◆ **STATED EXERCISE**
Wherever the string "buffers" shows up in a line, count that line. Give the total alone.
▶
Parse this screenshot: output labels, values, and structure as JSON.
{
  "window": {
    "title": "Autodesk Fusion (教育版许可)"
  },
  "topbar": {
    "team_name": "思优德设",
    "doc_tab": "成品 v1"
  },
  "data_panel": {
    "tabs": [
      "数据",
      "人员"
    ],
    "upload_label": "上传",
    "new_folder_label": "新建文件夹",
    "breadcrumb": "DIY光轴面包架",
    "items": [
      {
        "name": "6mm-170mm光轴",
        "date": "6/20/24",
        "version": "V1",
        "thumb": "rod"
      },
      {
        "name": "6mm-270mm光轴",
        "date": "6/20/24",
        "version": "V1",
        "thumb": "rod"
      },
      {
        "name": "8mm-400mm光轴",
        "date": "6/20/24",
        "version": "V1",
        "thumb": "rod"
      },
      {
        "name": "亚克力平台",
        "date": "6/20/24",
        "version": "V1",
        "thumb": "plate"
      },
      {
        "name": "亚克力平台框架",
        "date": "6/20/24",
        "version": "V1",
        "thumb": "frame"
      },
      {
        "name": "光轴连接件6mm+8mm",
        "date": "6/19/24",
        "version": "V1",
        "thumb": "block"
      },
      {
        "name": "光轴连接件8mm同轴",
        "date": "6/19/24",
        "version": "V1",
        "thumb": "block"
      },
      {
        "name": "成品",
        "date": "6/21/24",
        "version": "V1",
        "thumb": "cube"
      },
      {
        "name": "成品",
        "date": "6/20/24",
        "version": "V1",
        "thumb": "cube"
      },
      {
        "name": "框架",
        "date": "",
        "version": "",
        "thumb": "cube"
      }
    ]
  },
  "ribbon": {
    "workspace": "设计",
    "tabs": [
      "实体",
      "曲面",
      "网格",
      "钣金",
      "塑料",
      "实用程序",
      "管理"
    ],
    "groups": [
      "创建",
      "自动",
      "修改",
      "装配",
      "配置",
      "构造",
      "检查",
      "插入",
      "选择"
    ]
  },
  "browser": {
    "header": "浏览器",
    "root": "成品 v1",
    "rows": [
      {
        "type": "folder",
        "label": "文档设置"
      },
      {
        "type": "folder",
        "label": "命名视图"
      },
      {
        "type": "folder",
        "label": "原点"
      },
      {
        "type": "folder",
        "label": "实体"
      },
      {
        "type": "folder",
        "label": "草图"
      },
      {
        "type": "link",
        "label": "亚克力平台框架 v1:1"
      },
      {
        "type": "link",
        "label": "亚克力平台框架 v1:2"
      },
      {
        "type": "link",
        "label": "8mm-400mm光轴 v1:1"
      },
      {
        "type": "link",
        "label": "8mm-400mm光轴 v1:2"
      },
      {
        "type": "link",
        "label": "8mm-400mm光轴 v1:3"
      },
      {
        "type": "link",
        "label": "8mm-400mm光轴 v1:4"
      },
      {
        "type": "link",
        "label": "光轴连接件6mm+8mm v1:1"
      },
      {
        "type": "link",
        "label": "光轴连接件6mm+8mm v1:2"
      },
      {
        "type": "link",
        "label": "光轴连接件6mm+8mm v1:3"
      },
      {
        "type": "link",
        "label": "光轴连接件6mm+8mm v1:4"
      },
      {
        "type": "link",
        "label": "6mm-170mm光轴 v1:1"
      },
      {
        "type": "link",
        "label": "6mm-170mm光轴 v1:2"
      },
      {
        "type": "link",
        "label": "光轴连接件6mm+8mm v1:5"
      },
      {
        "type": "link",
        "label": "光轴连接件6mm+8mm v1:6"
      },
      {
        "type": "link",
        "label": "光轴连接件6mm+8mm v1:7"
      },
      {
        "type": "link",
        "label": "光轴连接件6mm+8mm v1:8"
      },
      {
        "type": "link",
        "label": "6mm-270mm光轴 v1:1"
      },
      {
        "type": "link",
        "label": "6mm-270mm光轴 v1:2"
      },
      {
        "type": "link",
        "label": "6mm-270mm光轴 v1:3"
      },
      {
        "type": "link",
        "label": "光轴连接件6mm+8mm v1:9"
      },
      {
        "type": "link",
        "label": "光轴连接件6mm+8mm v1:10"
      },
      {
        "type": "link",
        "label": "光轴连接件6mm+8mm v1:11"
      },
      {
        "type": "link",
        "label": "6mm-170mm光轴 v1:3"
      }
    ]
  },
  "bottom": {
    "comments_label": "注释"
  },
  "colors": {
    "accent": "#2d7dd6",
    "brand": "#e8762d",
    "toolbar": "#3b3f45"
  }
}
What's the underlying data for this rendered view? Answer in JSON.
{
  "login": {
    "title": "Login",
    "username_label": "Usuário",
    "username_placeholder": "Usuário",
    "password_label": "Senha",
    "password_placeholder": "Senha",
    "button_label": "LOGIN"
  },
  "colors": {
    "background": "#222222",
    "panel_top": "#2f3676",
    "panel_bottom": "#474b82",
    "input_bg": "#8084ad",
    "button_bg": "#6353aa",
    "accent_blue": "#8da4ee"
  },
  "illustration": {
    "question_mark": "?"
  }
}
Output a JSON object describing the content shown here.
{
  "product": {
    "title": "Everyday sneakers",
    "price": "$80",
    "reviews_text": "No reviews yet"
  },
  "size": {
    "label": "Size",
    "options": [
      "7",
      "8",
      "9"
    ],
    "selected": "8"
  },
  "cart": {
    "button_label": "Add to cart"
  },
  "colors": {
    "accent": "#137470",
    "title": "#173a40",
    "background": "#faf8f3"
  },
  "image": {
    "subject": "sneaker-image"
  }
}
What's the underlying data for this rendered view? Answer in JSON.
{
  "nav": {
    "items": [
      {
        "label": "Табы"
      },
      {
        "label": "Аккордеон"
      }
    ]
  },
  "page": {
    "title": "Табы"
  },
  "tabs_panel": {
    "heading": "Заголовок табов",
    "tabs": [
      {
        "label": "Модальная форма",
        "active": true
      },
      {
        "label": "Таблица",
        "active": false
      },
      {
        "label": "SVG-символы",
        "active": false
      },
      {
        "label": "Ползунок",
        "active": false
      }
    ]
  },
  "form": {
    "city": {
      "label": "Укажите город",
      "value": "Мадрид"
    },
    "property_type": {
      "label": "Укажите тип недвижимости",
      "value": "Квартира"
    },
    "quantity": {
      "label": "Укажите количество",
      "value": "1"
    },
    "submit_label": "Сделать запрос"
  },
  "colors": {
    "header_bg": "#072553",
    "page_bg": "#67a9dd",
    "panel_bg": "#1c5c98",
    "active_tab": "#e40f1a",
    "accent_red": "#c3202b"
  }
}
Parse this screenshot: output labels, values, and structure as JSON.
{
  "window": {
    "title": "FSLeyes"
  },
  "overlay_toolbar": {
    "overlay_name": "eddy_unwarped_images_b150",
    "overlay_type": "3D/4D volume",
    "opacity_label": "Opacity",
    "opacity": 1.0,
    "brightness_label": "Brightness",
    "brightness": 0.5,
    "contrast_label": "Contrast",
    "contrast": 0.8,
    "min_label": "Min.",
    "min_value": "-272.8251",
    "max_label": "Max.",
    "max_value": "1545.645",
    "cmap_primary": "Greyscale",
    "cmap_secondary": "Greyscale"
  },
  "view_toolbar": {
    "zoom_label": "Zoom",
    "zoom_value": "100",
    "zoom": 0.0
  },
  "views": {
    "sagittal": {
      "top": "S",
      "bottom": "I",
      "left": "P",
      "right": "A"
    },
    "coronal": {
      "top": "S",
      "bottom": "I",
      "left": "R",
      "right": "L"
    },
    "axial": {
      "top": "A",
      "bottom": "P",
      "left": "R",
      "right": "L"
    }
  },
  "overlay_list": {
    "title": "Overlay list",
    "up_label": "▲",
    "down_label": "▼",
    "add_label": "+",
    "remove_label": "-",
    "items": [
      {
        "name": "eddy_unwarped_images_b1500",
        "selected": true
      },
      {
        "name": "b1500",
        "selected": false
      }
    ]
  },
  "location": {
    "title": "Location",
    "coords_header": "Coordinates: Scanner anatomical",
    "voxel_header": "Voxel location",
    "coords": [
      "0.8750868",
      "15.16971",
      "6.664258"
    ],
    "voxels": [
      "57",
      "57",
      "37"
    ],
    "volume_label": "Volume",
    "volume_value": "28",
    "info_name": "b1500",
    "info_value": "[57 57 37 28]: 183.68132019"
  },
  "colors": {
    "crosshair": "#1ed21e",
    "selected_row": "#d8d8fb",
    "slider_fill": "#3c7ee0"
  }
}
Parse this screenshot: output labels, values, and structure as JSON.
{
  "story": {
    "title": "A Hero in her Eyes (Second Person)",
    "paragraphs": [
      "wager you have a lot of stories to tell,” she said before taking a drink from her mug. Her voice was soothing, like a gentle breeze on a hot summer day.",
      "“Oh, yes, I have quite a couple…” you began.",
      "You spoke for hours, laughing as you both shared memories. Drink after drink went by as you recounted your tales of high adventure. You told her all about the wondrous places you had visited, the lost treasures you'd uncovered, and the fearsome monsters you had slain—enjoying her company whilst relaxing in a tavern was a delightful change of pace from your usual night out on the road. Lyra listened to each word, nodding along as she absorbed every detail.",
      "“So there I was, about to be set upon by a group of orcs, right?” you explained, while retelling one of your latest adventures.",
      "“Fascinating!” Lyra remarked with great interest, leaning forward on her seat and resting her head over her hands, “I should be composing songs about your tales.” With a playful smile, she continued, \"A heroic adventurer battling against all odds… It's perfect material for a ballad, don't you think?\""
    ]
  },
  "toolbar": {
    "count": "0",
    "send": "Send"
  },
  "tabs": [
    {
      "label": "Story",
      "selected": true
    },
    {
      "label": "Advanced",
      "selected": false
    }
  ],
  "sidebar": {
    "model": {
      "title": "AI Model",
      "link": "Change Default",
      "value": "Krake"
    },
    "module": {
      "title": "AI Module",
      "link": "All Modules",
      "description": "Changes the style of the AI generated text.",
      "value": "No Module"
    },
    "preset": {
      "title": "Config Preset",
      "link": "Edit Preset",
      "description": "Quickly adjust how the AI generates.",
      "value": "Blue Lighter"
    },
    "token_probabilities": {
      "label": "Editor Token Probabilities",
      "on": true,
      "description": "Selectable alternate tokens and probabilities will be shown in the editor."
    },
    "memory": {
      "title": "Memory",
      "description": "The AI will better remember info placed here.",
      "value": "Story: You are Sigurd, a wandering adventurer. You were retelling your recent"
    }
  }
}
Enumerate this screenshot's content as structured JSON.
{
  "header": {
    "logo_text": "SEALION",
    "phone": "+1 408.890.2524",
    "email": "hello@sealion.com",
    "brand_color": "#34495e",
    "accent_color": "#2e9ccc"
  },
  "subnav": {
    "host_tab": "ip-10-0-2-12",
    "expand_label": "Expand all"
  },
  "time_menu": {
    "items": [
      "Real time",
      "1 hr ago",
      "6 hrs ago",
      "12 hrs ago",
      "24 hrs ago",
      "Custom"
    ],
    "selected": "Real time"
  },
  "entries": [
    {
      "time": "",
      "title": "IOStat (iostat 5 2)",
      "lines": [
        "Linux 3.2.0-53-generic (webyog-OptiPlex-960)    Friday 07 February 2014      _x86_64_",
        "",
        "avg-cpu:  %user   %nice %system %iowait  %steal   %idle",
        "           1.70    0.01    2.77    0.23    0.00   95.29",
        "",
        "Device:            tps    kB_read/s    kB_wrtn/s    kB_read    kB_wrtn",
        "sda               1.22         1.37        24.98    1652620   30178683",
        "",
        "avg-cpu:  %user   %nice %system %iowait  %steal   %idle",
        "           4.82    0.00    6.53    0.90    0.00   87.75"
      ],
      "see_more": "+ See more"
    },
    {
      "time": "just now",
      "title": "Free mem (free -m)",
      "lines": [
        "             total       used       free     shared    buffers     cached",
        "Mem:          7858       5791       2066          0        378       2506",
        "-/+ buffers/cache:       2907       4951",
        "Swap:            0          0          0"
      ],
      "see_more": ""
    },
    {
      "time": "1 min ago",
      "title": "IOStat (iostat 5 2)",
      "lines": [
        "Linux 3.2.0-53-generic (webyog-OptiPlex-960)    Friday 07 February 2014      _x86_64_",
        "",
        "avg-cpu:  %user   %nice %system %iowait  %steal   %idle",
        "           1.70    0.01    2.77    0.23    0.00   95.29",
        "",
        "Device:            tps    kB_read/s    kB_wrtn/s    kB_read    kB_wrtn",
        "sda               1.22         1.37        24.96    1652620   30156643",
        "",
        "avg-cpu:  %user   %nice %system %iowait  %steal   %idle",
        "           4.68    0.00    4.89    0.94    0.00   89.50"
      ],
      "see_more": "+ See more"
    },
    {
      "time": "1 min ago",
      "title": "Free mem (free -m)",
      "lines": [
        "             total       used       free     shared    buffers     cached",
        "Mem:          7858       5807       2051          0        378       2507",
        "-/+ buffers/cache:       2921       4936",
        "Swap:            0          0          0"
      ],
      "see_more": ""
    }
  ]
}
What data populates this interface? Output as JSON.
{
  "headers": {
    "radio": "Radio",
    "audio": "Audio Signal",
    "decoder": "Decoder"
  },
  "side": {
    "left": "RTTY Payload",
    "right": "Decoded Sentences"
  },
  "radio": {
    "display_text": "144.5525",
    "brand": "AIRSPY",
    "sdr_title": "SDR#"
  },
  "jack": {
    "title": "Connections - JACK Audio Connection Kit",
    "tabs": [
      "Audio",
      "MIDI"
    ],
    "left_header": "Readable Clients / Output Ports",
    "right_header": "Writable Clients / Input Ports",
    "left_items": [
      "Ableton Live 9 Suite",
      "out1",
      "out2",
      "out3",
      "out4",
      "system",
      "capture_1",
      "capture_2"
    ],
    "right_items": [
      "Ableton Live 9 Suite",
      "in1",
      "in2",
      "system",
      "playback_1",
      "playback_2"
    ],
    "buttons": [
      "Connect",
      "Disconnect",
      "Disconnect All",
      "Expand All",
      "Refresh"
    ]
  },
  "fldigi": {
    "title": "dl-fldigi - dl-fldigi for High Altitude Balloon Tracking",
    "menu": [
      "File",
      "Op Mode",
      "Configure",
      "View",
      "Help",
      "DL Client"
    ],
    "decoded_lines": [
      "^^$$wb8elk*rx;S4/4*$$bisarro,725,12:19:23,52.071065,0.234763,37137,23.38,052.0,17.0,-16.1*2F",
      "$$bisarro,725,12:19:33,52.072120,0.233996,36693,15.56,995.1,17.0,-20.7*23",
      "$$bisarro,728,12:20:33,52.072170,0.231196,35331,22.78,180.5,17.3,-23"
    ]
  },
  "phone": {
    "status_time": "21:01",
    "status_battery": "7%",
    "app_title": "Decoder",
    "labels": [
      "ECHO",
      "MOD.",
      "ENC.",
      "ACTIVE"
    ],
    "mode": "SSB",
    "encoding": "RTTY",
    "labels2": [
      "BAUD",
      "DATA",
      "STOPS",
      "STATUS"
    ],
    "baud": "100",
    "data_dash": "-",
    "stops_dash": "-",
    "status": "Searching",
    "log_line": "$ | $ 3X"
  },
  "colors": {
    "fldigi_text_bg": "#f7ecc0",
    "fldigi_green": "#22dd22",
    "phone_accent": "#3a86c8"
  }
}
◀
◆ **RESULT**
4